Task requirements >>
Say how many lines below contain the word "Pink". The number is the entire reply.
· · · ·
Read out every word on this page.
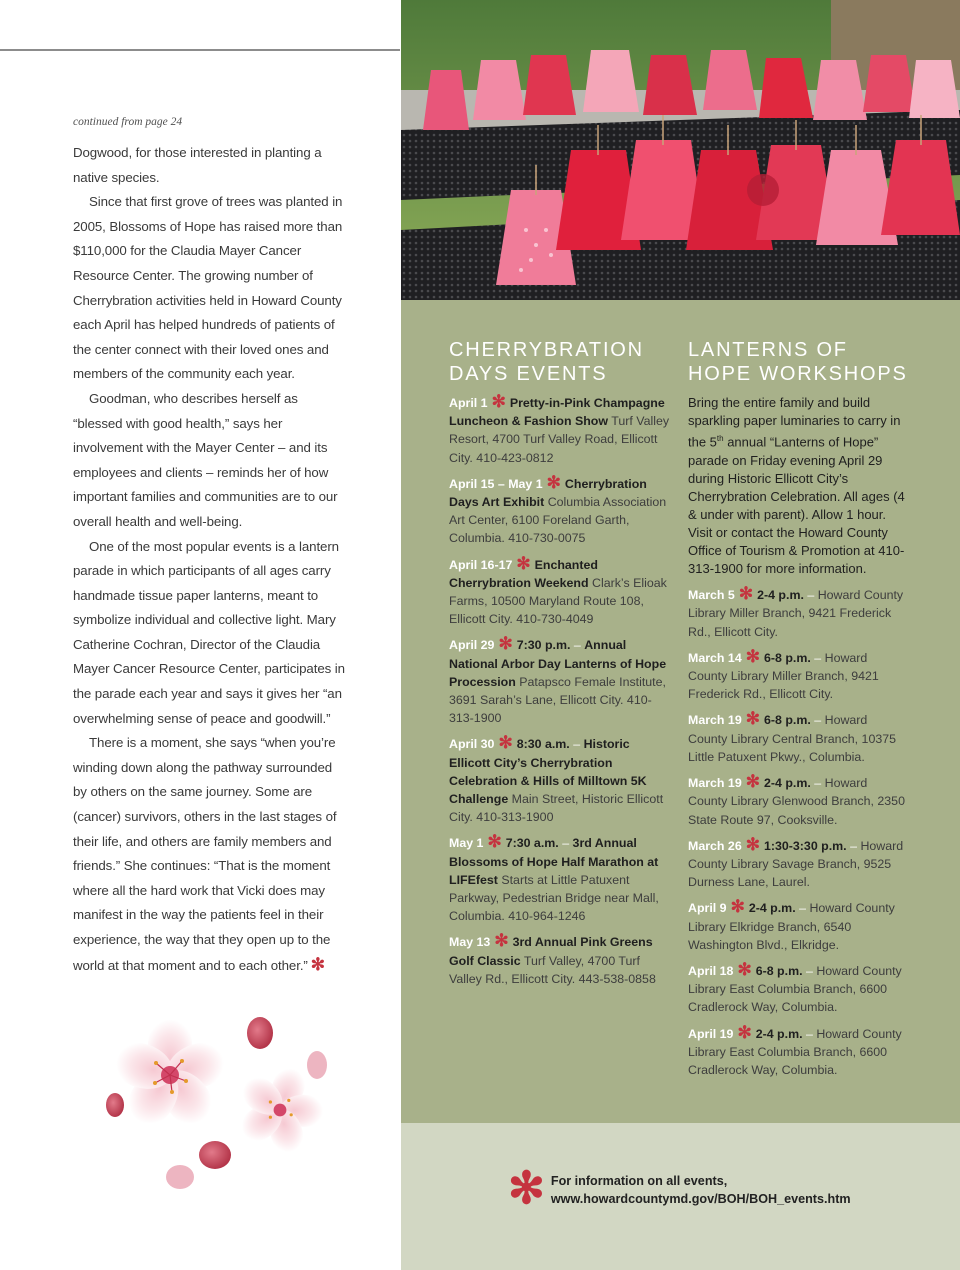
continued from page 24

Dogwood, for those interested in planting a native species.

Since that first grove of trees was planted in 2005, Blossoms of Hope has raised more than $110,000 for the Claudia Mayer Cancer Resource Center. The growing number of Cherrybration activities held in Howard County each April has helped hundreds of patients of the center connect with their loved ones and members of the community each year.

Goodman, who describes herself as “blessed with good health,” says her involvement with the Mayer Center – and its employees and clients – reminds her of how important families and communities are to our overall health and well-being.

One of the most popular events is a lantern parade in which participants of all ages carry handmade tissue paper lanterns, meant to symbolize individual and collective light. Mary Catherine Cochran, Director of the Claudia Mayer Cancer Resource Center, participates in the parade each year and says it gives her “an overwhelming sense of peace and goodwill.”

There is a moment, she says “when you’re winding down along the pathway surrounded by others on the same journey. Some are (cancer) survivors, others in the last stages of their life, and others are family members and friends.” She continues: “That is the moment where all the hard work that Vicki does may manifest in the way the patients feel in their experience, the way that they open up to the world at that moment and to each other.” ✻

CHERRYBRATION
DAYS EVENTS
April 1 ✻ Pretty-in-Pink Champagne Luncheon & Fashion Show Turf Valley Resort, 4700 Turf Valley Road, Ellicott City. 410-423-0812
April 15 – May 1 ✻ Cherrybration Days Art Exhibit Columbia Association Art Center, 6100 Foreland Garth, Columbia. 410-730-0075
April 16-17 ✻ Enchanted Cherrybration Weekend Clark’s Elioak Farms, 10500 Maryland Route 108, Ellicott City. 410-730-4049
April 29 ✻ 7:30 p.m. – Annual National Arbor Day Lanterns of Hope Procession Patapsco Female Institute, 3691 Sarah’s Lane, Ellicott City. 410-313-1900
April 30 ✻ 8:30 a.m. – Historic Ellicott City’s Cherrybration Celebration & Hills of Milltown 5K Challenge Main Street, Historic Ellicott City. 410-313-1900
May 1 ✻ 7:30 a.m. – 3rd Annual Blossoms of Hope Half Marathon at LIFEfest Starts at Little Patuxent Parkway, Pedestrian Bridge near Mall, Columbia. 410-964-1246
May 13 ✻ 3rd Annual Pink Greens Golf Classic Turf Valley, 4700 Turf Valley Rd., Ellicott City. 443-538-0858
LANTERNS OF
HOPE WORKSHOPS

Bring the entire family and build sparkling paper luminaries to carry in the 5th annual “Lanterns of Hope” parade on Friday evening April 29 during Historic Ellicott City’s Cherrybration Celebration. All ages (4 & under with parent). Allow 1 hour. Visit or contact the Howard County Office of Tourism & Promotion at 410-313-1900 for more information.

March 5 ✻ 2-4 p.m. – Howard County Library Miller Branch, 9421 Frederick Rd., Ellicott City.
March 14 ✻ 6-8 p.m. – Howard County Library Miller Branch, 9421 Frederick Rd., Ellicott City.
March 19 ✻ 6-8 p.m. – Howard County Library Central Branch, 10375 Little Patuxent Pkwy., Columbia.
March 19 ✻ 2-4 p.m. – Howard County Library Glenwood Branch, 2350 State Route 97, Cooksville.
March 26 ✻ 1:30-3:30 p.m. – Howard County Library Savage Branch, 9525 Durness Lane, Laurel.
April 9 ✻ 2-4 p.m. – Howard County Library Elkridge Branch, 6540 Washington Blvd., Elkridge.
April 18 ✻ 6-8 p.m. – Howard County Library East Columbia Branch, 6600 Cradlerock Way, Columbia.
April 19 ✻ 2-4 p.m. – Howard County Library East Columbia Branch, 6600 Cradlerock Way, Columbia.
✻ For information on all events,
www.howardcountymd.gov/BOH/BOH_events.htm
· · · ·
Worked solution >>
2